### SHORT EXERCISE
Write out all lines holding the word "speed".

### DATASET RECORDS
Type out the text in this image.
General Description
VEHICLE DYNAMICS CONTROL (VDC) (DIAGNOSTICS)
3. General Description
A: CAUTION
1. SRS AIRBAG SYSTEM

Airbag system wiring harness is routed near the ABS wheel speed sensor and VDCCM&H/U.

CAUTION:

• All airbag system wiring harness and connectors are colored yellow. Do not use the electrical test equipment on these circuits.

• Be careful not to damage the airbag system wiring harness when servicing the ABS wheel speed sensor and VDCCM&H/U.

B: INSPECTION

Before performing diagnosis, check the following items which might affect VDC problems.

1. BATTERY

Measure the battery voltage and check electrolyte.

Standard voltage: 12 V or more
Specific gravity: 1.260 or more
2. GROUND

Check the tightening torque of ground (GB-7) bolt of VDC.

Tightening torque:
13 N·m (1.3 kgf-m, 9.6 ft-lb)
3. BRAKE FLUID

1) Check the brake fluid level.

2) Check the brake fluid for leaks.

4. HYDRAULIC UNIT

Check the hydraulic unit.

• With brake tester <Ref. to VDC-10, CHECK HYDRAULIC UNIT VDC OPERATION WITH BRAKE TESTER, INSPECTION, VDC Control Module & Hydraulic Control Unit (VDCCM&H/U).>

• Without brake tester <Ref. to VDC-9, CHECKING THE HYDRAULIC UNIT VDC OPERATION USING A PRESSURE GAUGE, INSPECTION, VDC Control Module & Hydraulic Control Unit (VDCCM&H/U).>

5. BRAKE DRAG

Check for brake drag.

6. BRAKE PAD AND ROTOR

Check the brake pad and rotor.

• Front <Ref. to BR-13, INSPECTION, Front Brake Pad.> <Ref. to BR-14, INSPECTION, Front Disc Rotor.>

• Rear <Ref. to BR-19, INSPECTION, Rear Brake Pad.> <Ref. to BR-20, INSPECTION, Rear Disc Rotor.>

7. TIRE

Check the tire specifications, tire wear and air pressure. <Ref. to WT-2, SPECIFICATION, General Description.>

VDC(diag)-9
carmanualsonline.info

### REPLY TO THE EXERCISE
Airbag system wiring harness is routed near the ABS wheel speed sensor and VDCCM&H/U.
• Be careful not to damage the airbag system wiring harness when servicing the ABS wheel speed sensor and VDCCM&H/U.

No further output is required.